- _YOUR GOAL_:
In the lines below, find the one that contains "Enumerate this screenshot's" and write it out exactly, along with every line that follows it.

[Dataset records]
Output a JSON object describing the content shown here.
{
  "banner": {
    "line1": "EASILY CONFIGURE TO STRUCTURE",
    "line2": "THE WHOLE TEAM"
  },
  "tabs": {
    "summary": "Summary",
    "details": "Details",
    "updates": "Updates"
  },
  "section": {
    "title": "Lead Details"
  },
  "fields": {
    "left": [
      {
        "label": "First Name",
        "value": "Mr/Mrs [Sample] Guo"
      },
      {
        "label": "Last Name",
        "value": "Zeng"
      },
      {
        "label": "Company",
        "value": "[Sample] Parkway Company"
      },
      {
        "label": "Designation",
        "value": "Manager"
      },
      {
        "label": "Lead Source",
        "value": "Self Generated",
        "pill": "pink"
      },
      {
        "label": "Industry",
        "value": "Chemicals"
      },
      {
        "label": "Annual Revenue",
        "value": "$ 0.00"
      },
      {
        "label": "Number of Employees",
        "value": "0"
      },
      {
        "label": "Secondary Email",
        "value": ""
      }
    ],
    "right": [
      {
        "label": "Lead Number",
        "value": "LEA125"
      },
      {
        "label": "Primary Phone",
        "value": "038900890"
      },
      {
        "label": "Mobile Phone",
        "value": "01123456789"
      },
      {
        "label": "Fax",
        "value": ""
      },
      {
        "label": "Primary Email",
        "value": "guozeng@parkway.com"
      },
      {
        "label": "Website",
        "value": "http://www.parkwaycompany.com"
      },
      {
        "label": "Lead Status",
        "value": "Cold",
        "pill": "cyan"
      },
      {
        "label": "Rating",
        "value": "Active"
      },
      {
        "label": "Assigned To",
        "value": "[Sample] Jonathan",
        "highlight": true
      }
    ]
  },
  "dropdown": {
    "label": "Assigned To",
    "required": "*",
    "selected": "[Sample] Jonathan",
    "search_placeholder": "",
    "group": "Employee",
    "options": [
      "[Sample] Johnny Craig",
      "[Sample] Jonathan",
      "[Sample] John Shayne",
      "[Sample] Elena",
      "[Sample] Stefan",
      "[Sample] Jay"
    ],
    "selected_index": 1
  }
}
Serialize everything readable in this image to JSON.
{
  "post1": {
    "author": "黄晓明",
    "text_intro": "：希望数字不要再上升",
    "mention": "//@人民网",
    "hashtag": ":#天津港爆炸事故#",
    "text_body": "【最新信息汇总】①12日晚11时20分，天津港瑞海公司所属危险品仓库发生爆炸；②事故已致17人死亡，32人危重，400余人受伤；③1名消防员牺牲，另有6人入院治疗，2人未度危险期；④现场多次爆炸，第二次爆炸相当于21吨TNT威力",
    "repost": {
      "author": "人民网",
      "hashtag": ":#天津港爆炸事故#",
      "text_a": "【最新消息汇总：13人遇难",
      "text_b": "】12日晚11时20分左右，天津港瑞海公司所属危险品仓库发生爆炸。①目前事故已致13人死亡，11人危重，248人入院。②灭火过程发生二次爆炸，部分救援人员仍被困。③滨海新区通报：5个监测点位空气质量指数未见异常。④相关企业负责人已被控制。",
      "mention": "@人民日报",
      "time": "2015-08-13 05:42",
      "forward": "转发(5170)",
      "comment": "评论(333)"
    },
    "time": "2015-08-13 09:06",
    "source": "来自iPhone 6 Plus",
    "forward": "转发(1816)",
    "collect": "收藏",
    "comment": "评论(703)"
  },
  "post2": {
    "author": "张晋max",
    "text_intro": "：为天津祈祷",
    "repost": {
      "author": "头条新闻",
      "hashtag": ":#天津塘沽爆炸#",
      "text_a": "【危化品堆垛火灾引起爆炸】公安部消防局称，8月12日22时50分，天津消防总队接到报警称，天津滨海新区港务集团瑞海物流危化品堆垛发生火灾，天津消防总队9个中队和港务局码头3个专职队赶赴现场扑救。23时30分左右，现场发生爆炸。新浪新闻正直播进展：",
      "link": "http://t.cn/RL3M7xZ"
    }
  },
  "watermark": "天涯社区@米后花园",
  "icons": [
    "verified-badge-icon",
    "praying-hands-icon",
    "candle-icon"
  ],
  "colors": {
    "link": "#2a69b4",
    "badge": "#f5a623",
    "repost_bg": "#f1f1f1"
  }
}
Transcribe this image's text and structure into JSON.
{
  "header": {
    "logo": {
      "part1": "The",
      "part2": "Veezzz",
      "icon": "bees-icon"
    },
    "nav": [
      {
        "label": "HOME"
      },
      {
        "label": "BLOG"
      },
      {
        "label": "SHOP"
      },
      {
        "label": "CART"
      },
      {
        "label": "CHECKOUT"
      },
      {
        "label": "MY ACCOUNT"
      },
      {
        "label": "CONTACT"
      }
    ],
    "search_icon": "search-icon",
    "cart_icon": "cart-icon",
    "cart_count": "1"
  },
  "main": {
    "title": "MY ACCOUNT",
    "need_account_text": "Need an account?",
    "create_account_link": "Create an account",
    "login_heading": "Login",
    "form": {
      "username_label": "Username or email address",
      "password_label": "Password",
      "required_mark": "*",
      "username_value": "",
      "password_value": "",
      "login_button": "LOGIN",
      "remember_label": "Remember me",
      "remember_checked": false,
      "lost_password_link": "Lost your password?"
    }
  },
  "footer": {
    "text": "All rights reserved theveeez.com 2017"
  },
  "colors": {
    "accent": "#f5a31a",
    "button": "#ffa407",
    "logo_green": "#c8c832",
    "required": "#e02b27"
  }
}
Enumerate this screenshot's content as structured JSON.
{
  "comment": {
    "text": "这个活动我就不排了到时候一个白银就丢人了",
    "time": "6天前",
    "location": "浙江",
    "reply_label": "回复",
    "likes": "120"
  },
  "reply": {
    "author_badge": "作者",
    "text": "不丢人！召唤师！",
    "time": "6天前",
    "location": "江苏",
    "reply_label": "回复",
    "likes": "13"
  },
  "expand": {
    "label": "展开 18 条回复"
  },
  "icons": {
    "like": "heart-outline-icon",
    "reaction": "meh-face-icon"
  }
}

- _WRITTEN SOLUTION_:
Enumerate this screenshot's content as structured JSON.
{
  "comment": {
    "text": "这个活动我就不排了到时候一个白银就丢人了",
    "time": "6天前",
    "location": "浙江",
    "reply_label": "回复",
    "likes": "120"
  },
  "reply": {
    "author_badge": "作者",
    "text": "不丢人！召唤师！",
    "time": "6天前",
    "location": "江苏",
    "reply_label": "回复",
    "likes": "13"
  },
  "expand": {
    "label": "展开 18 条回复"
  },
  "icons": {
    "like": "heart-outline-icon",
    "reaction": "meh-face-icon"
  }
}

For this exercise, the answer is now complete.